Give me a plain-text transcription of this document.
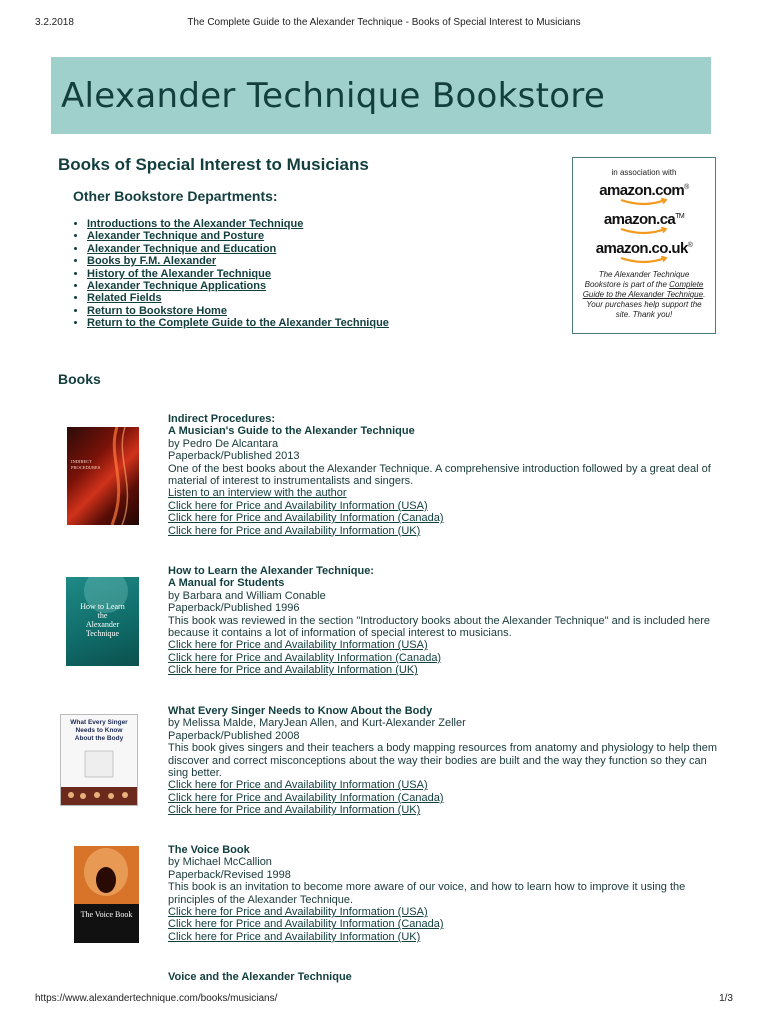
3.2.2018	The Complete Guide to the Alexander Technique - Books of Special Interest to Musicians
Alexander Technique Bookstore
Books of Special Interest to Musicians
Other Bookstore Departments:
• Introductions to the Alexander Technique
• Alexander Technique and Posture
• Alexander Technique and Education
• Books by F.M. Alexander
• History of the Alexander Technique
• Alexander Technique Applications
• Related Fields
• Return to Bookstore Home
• Return to the Complete Guide to the Alexander Technique
in association with
amazon.com®
amazon.ca™
amazon.co.uk®
The Alexander Technique Bookstore is part of the Complete Guide to the Alexander Technique. Your purchases help support the site. Thank you!
Books
INDIRECT
PROCEDURES
Indirect Procedures:
A Musician's Guide to the Alexander Technique
by Pedro De Alcantara
Paperback/Published 2013
One of the best books about the Alexander Technique. A comprehensive introduction followed by a great deal of material of interest to instrumentalists and singers.
Listen to an interview with the author
Click here for Price and Availability Information (USA)
Click here for Price and Availability Information (Canada)
Click here for Price and Availability Information (UK)
How to Learn
the
Alexander
Technique
How to Learn the Alexander Technique:
A Manual for Students
by Barbara and William Conable
Paperback/Published 1996
This book was reviewed in the section "Introductory books about the Alexander Technique" and is included here because it contains a lot of information of special interest to musicians.
Click here for Price and Availability Information (USA)
Click here for Price and Availablity Information (Canada)
Click here for Price and Availablity Information (UK)
What Every Singer
Needs to Know
About the Body
What Every Singer Needs to Know About the Body
by Melissa Malde, MaryJean Allen, and Kurt-Alexander Zeller
Paperback/Published 2008
This book gives singers and their teachers a body mapping resources from anatomy and physiology to help them discover and correct misconceptions about the way their bodies are built and the way they function so they can sing better.
Click here for Price and Availability Information (USA)
Click here for Price and Availability Information (Canada)
Click here for Price and Availability Information (UK)
The Voice Book
The Voice Book
by Michael McCallion
Paperback/Revised 1998
This book is an invitation to become more aware of our voice, and how to learn how to improve it using the principles of the Alexander Technique.
Click here for Price and Availability Information (USA)
Click here for Price and Availability Information (Canada)
Click here for Price and Availability Information (UK)
Voice and the Alexander Technique
https://www.alexandertechnique.com/books/musicians/	1/3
==============================
Omit every picture, then repeat the remaining data exactly as it appears above.

Give me a plain-text transcription of this document.
3.2.2018	The Complete Guide to the Alexander Technique - Books of Special Interest to Musicians
Alexander Technique Bookstore
Books of Special Interest to Musicians
Other Bookstore Departments:
• Introductions to the Alexander Technique
• Alexander Technique and Posture
• Alexander Technique and Education
• Books by F.M. Alexander
• History of the Alexander Technique
• Alexander Technique Applications
• Related Fields
• Return to Bookstore Home
• Return to the Complete Guide to the Alexander Technique
in association with
amazon.com®
amazon.ca™
amazon.co.uk®
The Alexander Technique Bookstore is part of the Complete Guide to the Alexander Technique. Your purchases help support the site. Thank you!
Books
INDIRECT
PROCEDURES
Indirect Procedures:
A Musician's Guide to the Alexander Technique
by Pedro De Alcantara
Paperback/Published 2013
One of the best books about the Alexander Technique. A comprehensive introduction followed by a great deal of material of interest to instrumentalists and singers.
Listen to an interview with the author
Click here for Price and Availability Information (USA)
Click here for Price and Availability Information (Canada)
Click here for Price and Availability Information (UK)
How to Learn
the
Alexander
Technique
How to Learn the Alexander Technique:
A Manual for Students
by Barbara and William Conable
Paperback/Published 1996
This book was reviewed in the section "Introductory books about the Alexander Technique" and is included here because it contains a lot of information of special interest to musicians.
Click here for Price and Availability Information (USA)
Click here for Price and Availablity Information (Canada)
Click here for Price and Availablity Information (UK)
What Every Singer
Needs to Know
About the Body
What Every Singer Needs to Know About the Body
by Melissa Malde, MaryJean Allen, and Kurt-Alexander Zeller
Paperback/Published 2008
This book gives singers and their teachers a body mapping resources from anatomy and physiology to help them discover and correct misconceptions about the way their bodies are built and the way they function so they can sing better.
Click here for Price and Availability Information (USA)
Click here for Price and Availability Information (Canada)
Click here for Price and Availability Information (UK)
The Voice Book
The Voice Book
by Michael McCallion
Paperback/Revised 1998
This book is an invitation to become more aware of our voice, and how to learn how to improve it using the principles of the Alexander Technique.
Click here for Price and Availability Information (USA)
Click here for Price and Availability Information (Canada)
Click here for Price and Availability Information (UK)
Voice and the Alexander Technique
https://www.alexandertechnique.com/books/musicians/	1/3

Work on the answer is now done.